Spot each line that carries the word "Nashawannuck"; copy those lines.

• **Supplied material**:
◆ ◆ ◆ ◆ ◆ ◆ ◆
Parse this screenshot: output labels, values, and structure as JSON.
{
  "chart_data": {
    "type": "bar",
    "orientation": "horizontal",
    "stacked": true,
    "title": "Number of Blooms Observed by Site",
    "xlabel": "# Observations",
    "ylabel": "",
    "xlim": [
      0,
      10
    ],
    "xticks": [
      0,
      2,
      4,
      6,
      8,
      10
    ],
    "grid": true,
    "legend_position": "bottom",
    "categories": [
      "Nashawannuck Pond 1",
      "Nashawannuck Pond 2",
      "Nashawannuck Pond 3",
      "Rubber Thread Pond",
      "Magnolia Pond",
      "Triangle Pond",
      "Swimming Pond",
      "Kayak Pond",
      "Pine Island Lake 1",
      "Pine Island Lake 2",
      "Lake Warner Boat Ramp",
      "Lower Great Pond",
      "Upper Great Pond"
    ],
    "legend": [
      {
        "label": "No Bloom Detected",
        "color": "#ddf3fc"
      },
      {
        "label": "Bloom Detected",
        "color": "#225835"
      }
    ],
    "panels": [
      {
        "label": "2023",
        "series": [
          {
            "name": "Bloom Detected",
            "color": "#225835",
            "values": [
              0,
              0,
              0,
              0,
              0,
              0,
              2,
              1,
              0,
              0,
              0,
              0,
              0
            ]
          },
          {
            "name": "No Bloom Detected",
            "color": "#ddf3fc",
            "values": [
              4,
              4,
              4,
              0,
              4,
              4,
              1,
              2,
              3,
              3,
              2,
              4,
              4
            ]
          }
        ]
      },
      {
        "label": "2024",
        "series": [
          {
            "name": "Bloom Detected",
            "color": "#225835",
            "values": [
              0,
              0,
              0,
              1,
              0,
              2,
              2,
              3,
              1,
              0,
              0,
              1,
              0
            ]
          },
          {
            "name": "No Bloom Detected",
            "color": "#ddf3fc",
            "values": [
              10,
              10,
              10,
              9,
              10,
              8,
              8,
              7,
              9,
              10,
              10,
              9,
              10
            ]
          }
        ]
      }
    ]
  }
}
◆ ◆ ◆ ◆ ◆ ◆ ◆
• **Exercise solution**:
      "Nashawannuck Pond 1",
      "Nashawannuck Pond 2",
      "Nashawannuck Pond 3",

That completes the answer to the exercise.